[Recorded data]
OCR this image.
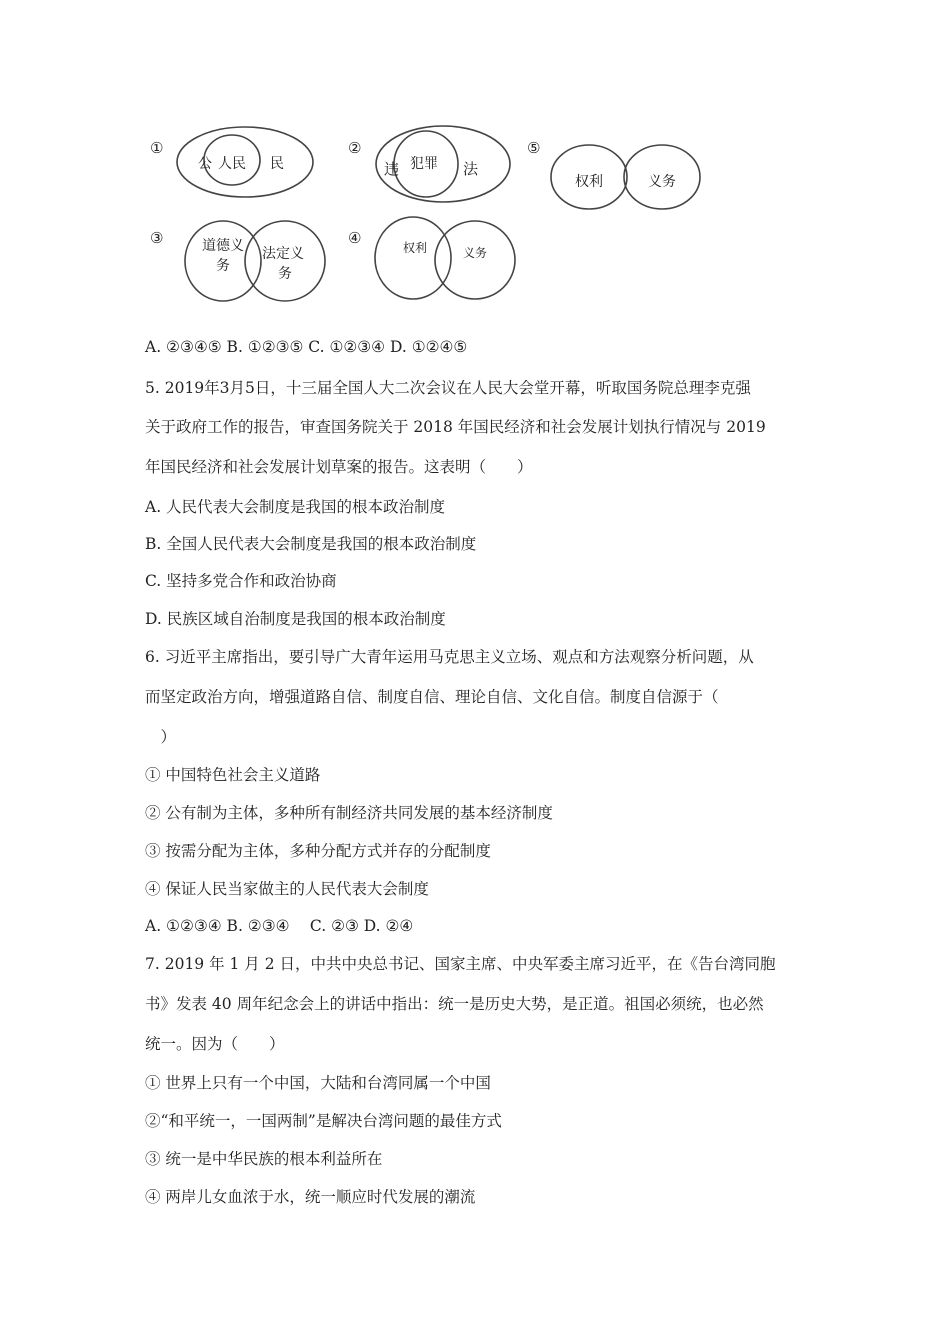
①	②	⑤
③	④
公 人民 民	违 犯罪 法
权利	义务
道德义
务
法定义
务
权利	义务
A. ②③④⑤ B. ①②③⑤ C. ①②③④ D. ①②④⑤
5. 2019年3月5日，十三届全国人大二次会议在人民大会堂开幕，听取国务院总理李克强
关于政府工作的报告，审查国务院关于 2018 年国民经济和社会发展计划执行情况与 2019
年国民经济和社会发展计划草案的报告。这表明（　　）
A. 人民代表大会制度是我国的根本政治制度
B. 全国人民代表大会制度是我国的根本政治制度
C. 坚持多党合作和政治协商
D. 民族区域自治制度是我国的根本政治制度
6. 习近平主席指出，要引导广大青年运用马克思主义立场、观点和方法观察分析问题，从
而坚定政治方向，增强道路自信、制度自信、理论自信、文化自信。制度自信源于（
　）
① 中国特色社会主义道路
② 公有制为主体，多种所有制经济共同发展的基本经济制度
③ 按需分配为主体，多种分配方式并存的分配制度
④ 保证人民当家做主的人民代表大会制度
A. ①②③④ B. ②③④　 C. ②③ D. ②④
7. 2019 年 1 月 2 日，中共中央总书记、国家主席、中央军委主席习近平，在《告台湾同胞
书》发表 40 周年纪念会上的讲话中指出：统一是历史大势，是正道。祖国必须统，也必然
统一。因为（　　）
① 世界上只有一个中国，大陆和台湾同属一个中国
②“和平统一，一国两制”是解决台湾问题的最佳方式
③ 统一是中华民族的根本利益所在
④ 两岸儿女血浓于水，统一顺应时代发展的潮流
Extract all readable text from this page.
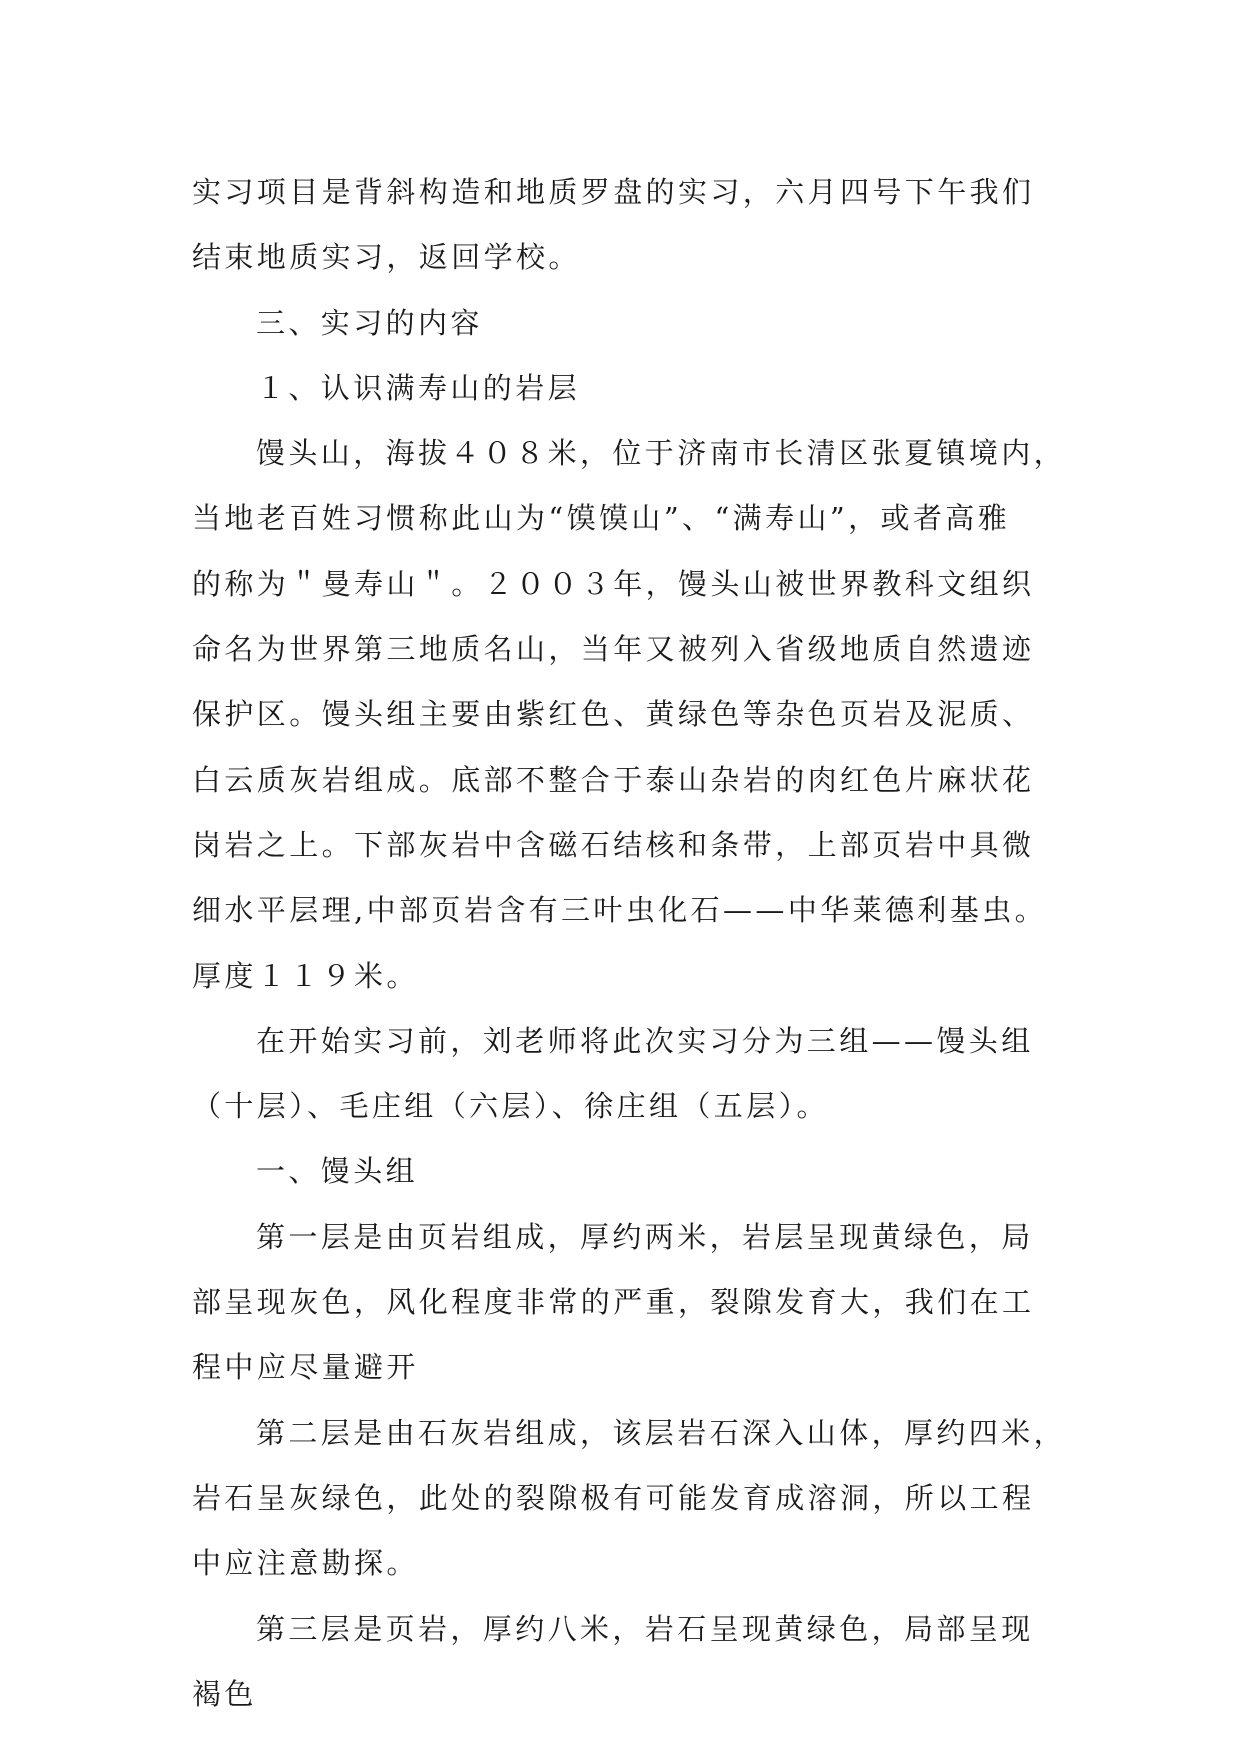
实习项目是背斜构造和地质罗盘的实习，六月四号下午我们
结束地质实习，返回学校。

三、实习的内容

１、认识满寿山的岩层

馒头山，海拔４０８米，位于济南市长清区张夏镇境内，
当地老百姓习惯称此山为“馍馍山”、“满寿山”，或者高雅
的称为＂曼寿山＂。２００３年，馒头山被世界教科文组织
命名为世界第三地质名山，当年又被列入省级地质自然遗迹
保护区。馒头组主要由紫红色、黄绿色等杂色页岩及泥质、
白云质灰岩组成。底部不整合于泰山杂岩的肉红色片麻状花
岗岩之上。下部灰岩中含磁石结核和条带，上部页岩中具微
细水平层理,中部页岩含有三叶虫化石——中华莱德利基虫。
厚度１１９米。

在开始实习前，刘老师将此次实习分为三组——馒头组
（十层）、毛庄组（六层）、徐庄组（五层）。

一、馒头组

第一层是由页岩组成，厚约两米，岩层呈现黄绿色，局
部呈现灰色，风化程度非常的严重，裂隙发育大，我们在工
程中应尽量避开

第二层是由石灰岩组成，该层岩石深入山体，厚约四米，
岩石呈灰绿色，此处的裂隙极有可能发育成溶洞，所以工程
中应注意勘探。

第三层是页岩，厚约八米，岩石呈现黄绿色，局部呈现
褐色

**Required task**
Reproduce the material in its entirety and word for word, without the pictures.

**Full answer**
OCR this image.
①	②	⑤
③	④
公 人民 民	违 犯罪 法
权利	义务
道德义
务
法定义
务
权利	义务
A. ②③④⑤ B. ①②③⑤ C. ①②③④ D. ①②④⑤
5. 2019年3月5日，十三届全国人大二次会议在人民大会堂开幕，听取国务院总理李克强
关于政府工作的报告，审查国务院关于 2018 年国民经济和社会发展计划执行情况与 2019
年国民经济和社会发展计划草案的报告。这表明（　　）
A. 人民代表大会制度是我国的根本政治制度
B. 全国人民代表大会制度是我国的根本政治制度
C. 坚持多党合作和政治协商
D. 民族区域自治制度是我国的根本政治制度
6. 习近平主席指出，要引导广大青年运用马克思主义立场、观点和方法观察分析问题，从
而坚定政治方向，增强道路自信、制度自信、理论自信、文化自信。制度自信源于（
　）
① 中国特色社会主义道路
② 公有制为主体，多种所有制经济共同发展的基本经济制度
③ 按需分配为主体，多种分配方式并存的分配制度
④ 保证人民当家做主的人民代表大会制度
A. ①②③④ B. ②③④　 C. ②③ D. ②④
7. 2019 年 1 月 2 日，中共中央总书记、国家主席、中央军委主席习近平，在《告台湾同胞
书》发表 40 周年纪念会上的讲话中指出：统一是历史大势，是正道。祖国必须统，也必然
统一。因为（　　）
① 世界上只有一个中国，大陆和台湾同属一个中国
②“和平统一，一国两制”是解决台湾问题的最佳方式
③ 统一是中华民族的根本利益所在
④ 两岸儿女血浓于水，统一顺应时代发展的潮流
Extract all readable text from this page.
实习项目是背斜构造和地质罗盘的实习，六月四号下午我们
结束地质实习，返回学校。

三、实习的内容

１、认识满寿山的岩层

馒头山，海拔４０８米，位于济南市长清区张夏镇境内，
当地老百姓习惯称此山为“馍馍山”、“满寿山”，或者高雅
的称为＂曼寿山＂。２００３年，馒头山被世界教科文组织
命名为世界第三地质名山，当年又被列入省级地质自然遗迹
保护区。馒头组主要由紫红色、黄绿色等杂色页岩及泥质、
白云质灰岩组成。底部不整合于泰山杂岩的肉红色片麻状花
岗岩之上。下部灰岩中含磁石结核和条带，上部页岩中具微
细水平层理,中部页岩含有三叶虫化石——中华莱德利基虫。
厚度１１９米。

在开始实习前，刘老师将此次实习分为三组——馒头组
（十层）、毛庄组（六层）、徐庄组（五层）。

一、馒头组

第一层是由页岩组成，厚约两米，岩层呈现黄绿色，局
部呈现灰色，风化程度非常的严重，裂隙发育大，我们在工
程中应尽量避开

第二层是由石灰岩组成，该层岩石深入山体，厚约四米，
岩石呈灰绿色，此处的裂隙极有可能发育成溶洞，所以工程
中应注意勘探。

第三层是页岩，厚约八米，岩石呈现黄绿色，局部呈现
褐色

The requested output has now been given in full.